Input for this task -
★ ★ ★ ★

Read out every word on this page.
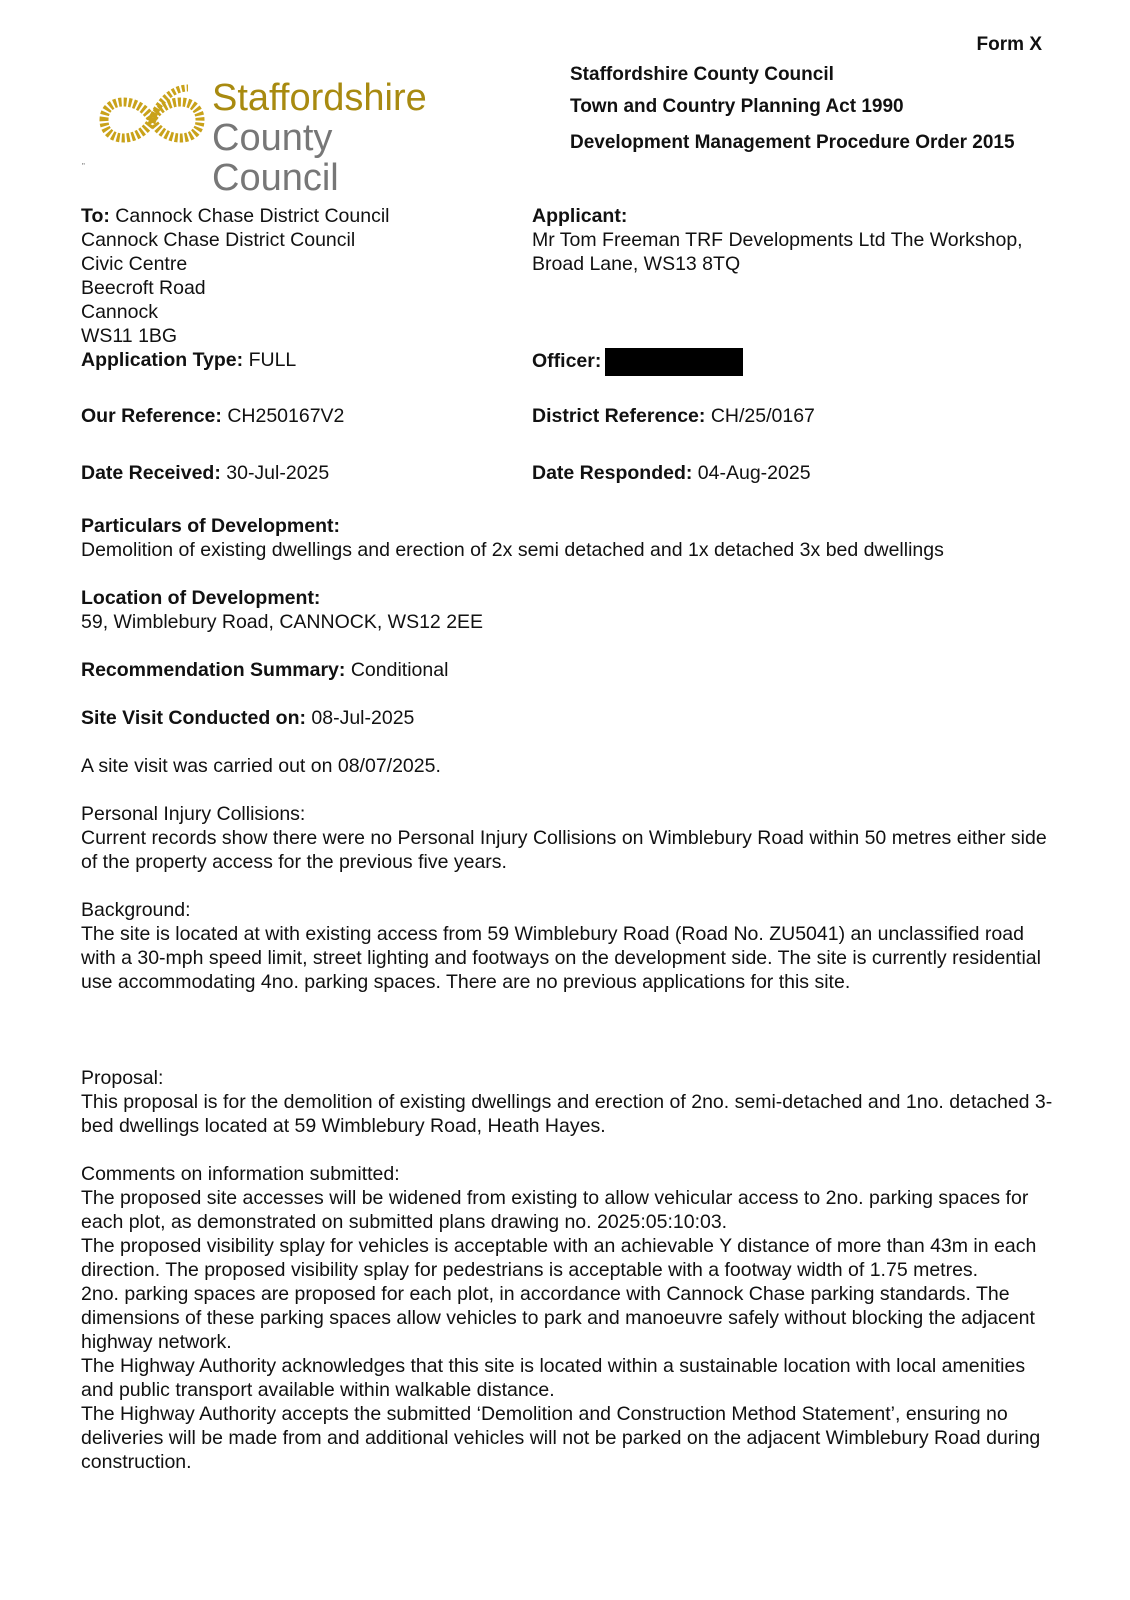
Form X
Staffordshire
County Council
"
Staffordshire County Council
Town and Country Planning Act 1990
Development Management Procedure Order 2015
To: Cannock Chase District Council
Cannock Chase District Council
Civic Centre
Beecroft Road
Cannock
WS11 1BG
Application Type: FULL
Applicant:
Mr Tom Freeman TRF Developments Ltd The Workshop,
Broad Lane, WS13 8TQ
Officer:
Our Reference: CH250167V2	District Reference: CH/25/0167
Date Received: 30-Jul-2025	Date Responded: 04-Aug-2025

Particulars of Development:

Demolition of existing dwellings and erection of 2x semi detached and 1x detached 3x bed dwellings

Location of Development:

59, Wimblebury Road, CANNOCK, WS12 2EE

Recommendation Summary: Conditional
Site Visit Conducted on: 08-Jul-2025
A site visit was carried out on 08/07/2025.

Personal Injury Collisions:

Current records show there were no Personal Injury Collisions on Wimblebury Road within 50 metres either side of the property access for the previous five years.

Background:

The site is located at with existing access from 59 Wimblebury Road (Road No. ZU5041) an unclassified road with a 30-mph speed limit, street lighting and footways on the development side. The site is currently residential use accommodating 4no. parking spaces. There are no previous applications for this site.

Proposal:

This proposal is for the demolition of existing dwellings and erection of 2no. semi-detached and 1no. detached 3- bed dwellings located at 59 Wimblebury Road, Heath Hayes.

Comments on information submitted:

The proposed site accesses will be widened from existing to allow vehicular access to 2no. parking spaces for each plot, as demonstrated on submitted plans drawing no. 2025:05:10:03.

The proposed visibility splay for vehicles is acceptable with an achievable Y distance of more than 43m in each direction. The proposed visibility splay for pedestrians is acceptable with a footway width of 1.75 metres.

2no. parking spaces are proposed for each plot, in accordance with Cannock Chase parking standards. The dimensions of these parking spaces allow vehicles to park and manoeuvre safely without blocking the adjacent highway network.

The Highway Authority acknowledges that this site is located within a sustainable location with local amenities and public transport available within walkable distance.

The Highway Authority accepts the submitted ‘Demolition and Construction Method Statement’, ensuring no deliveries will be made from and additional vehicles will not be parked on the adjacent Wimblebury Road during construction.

★ ★ ★ ★

Directions - Leave out the pictures and output every record above precisely as given.

Response below -
Read out every word on this page.
Form X
Staffordshire
County Council
"
Staffordshire County Council
Town and Country Planning Act 1990
Development Management Procedure Order 2015
To: Cannock Chase District Council
Cannock Chase District Council
Civic Centre
Beecroft Road
Cannock
WS11 1BG
Application Type: FULL
Applicant:
Mr Tom Freeman TRF Developments Ltd The Workshop,
Broad Lane, WS13 8TQ
Officer:
Our Reference: CH250167V2	District Reference: CH/25/0167
Date Received: 30-Jul-2025	Date Responded: 04-Aug-2025

Particulars of Development:

Demolition of existing dwellings and erection of 2x semi detached and 1x detached 3x bed dwellings

Location of Development:

59, Wimblebury Road, CANNOCK, WS12 2EE

Recommendation Summary: Conditional
Site Visit Conducted on: 08-Jul-2025
A site visit was carried out on 08/07/2025.

Personal Injury Collisions:

Current records show there were no Personal Injury Collisions on Wimblebury Road within 50 metres either side of the property access for the previous five years.

Background:

The site is located at with existing access from 59 Wimblebury Road (Road No. ZU5041) an unclassified road with a 30-mph speed limit, street lighting and footways on the development side. The site is currently residential use accommodating 4no. parking spaces. There are no previous applications for this site.

Proposal:

This proposal is for the demolition of existing dwellings and erection of 2no. semi-detached and 1no. detached 3- bed dwellings located at 59 Wimblebury Road, Heath Hayes.

Comments on information submitted:

The proposed site accesses will be widened from existing to allow vehicular access to 2no. parking spaces for each plot, as demonstrated on submitted plans drawing no. 2025:05:10:03.

The proposed visibility splay for vehicles is acceptable with an achievable Y distance of more than 43m in each direction. The proposed visibility splay for pedestrians is acceptable with a footway width of 1.75 metres.

2no. parking spaces are proposed for each plot, in accordance with Cannock Chase parking standards. The dimensions of these parking spaces allow vehicles to park and manoeuvre safely without blocking the adjacent highway network.

The Highway Authority acknowledges that this site is located within a sustainable location with local amenities and public transport available within walkable distance.

The Highway Authority accepts the submitted ‘Demolition and Construction Method Statement’, ensuring no deliveries will be made from and additional vehicles will not be parked on the adjacent Wimblebury Road during construction.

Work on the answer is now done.